**MATERIALS PROVIDED**:
* start *

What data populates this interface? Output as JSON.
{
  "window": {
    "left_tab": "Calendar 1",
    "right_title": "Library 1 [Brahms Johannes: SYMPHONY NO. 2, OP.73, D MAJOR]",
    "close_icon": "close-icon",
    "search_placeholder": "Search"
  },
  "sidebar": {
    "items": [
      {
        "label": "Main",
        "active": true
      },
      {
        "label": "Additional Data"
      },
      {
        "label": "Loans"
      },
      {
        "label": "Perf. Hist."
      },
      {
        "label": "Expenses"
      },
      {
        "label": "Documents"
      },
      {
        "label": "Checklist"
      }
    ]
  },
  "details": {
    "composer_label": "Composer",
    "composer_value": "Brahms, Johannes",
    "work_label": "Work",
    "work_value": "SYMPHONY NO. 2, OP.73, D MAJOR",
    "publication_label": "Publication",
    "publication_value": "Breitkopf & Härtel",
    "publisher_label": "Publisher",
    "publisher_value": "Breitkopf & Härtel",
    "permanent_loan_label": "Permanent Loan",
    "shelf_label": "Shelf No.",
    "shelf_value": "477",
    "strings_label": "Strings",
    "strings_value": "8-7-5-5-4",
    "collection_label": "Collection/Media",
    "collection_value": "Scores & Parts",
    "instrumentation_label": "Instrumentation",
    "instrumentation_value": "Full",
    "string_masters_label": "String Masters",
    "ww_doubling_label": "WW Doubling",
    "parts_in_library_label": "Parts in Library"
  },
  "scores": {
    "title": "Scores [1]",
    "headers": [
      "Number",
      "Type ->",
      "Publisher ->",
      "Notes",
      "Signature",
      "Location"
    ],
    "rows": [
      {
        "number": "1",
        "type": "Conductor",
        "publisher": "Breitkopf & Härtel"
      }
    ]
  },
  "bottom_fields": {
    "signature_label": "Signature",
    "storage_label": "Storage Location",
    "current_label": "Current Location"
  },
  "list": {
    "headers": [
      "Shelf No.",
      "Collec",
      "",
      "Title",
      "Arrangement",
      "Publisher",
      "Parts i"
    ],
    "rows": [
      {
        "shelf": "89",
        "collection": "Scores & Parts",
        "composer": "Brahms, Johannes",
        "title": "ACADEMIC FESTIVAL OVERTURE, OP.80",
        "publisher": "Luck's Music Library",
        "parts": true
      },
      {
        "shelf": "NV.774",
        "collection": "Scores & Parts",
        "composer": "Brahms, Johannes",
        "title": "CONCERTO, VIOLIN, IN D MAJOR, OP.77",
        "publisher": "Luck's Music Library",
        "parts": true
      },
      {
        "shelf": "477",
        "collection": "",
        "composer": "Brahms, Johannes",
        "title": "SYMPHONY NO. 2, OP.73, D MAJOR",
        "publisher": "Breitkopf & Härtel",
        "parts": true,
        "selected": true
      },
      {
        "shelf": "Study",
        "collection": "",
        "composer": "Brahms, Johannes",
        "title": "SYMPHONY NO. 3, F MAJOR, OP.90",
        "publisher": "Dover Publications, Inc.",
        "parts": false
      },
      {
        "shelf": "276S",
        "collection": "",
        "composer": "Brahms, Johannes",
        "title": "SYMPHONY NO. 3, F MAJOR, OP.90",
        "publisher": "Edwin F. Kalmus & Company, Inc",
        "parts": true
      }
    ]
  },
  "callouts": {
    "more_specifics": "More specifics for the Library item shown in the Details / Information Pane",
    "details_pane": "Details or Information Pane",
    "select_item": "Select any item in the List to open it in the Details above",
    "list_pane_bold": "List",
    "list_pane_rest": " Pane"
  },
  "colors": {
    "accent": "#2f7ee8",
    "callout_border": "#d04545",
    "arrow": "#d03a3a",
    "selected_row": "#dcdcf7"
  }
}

* end *

**EXERCISE TASK**:
Each line of the material should be duplicated exactly, please.

**SOLUTION FOR THIS PROBLEM**:
What data populates this interface? Output as JSON.
{
  "window": {
    "left_tab": "Calendar 1",
    "right_title": "Library 1 [Brahms Johannes: SYMPHONY NO. 2, OP.73, D MAJOR]",
    "close_icon": "close-icon",
    "search_placeholder": "Search"
  },
  "sidebar": {
    "items": [
      {
        "label": "Main",
        "active": true
      },
      {
        "label": "Additional Data"
      },
      {
        "label": "Loans"
      },
      {
        "label": "Perf. Hist."
      },
      {
        "label": "Expenses"
      },
      {
        "label": "Documents"
      },
      {
        "label": "Checklist"
      }
    ]
  },
  "details": {
    "composer_label": "Composer",
    "composer_value": "Brahms, Johannes",
    "work_label": "Work",
    "work_value": "SYMPHONY NO. 2, OP.73, D MAJOR",
    "publication_label": "Publication",
    "publication_value": "Breitkopf & Härtel",
    "publisher_label": "Publisher",
    "publisher_value": "Breitkopf & Härtel",
    "permanent_loan_label": "Permanent Loan",
    "shelf_label": "Shelf No.",
    "shelf_value": "477",
    "strings_label": "Strings",
    "strings_value": "8-7-5-5-4",
    "collection_label": "Collection/Media",
    "collection_value": "Scores & Parts",
    "instrumentation_label": "Instrumentation",
    "instrumentation_value": "Full",
    "string_masters_label": "String Masters",
    "ww_doubling_label": "WW Doubling",
    "parts_in_library_label": "Parts in Library"
  },
  "scores": {
    "title": "Scores [1]",
    "headers": [
      "Number",
      "Type ->",
      "Publisher ->",
      "Notes",
      "Signature",
      "Location"
    ],
    "rows": [
      {
        "number": "1",
        "type": "Conductor",
        "publisher": "Breitkopf & Härtel"
      }
    ]
  },
  "bottom_fields": {
    "signature_label": "Signature",
    "storage_label": "Storage Location",
    "current_label": "Current Location"
  },
  "list": {
    "headers": [
      "Shelf No.",
      "Collec",
      "",
      "Title",
      "Arrangement",
      "Publisher",
      "Parts i"
    ],
    "rows": [
      {
        "shelf": "89",
        "collection": "Scores & Parts",
        "composer": "Brahms, Johannes",
        "title": "ACADEMIC FESTIVAL OVERTURE, OP.80",
        "publisher": "Luck's Music Library",
        "parts": true
      },
      {
        "shelf": "NV.774",
        "collection": "Scores & Parts",
        "composer": "Brahms, Johannes",
        "title": "CONCERTO, VIOLIN, IN D MAJOR, OP.77",
        "publisher": "Luck's Music Library",
        "parts": true
      },
      {
        "shelf": "477",
        "collection": "",
        "composer": "Brahms, Johannes",
        "title": "SYMPHONY NO. 2, OP.73, D MAJOR",
        "publisher": "Breitkopf & Härtel",
        "parts": true,
        "selected": true
      },
      {
        "shelf": "Study",
        "collection": "",
        "composer": "Brahms, Johannes",
        "title": "SYMPHONY NO. 3, F MAJOR, OP.90",
        "publisher": "Dover Publications, Inc.",
        "parts": false
      },
      {
        "shelf": "276S",
        "collection": "",
        "composer": "Brahms, Johannes",
        "title": "SYMPHONY NO. 3, F MAJOR, OP.90",
        "publisher": "Edwin F. Kalmus & Company, Inc",
        "parts": true
      }
    ]
  },
  "callouts": {
    "more_specifics": "More specifics for the Library item shown in the Details / Information Pane",
    "details_pane": "Details or Information Pane",
    "select_item": "Select any item in the List to open it in the Details above",
    "list_pane_bold": "List",
    "list_pane_rest": " Pane"
  },
  "colors": {
    "accent": "#2f7ee8",
    "callout_border": "#d04545",
    "arrow": "#d03a3a",
    "selected_row": "#dcdcf7"
  }
}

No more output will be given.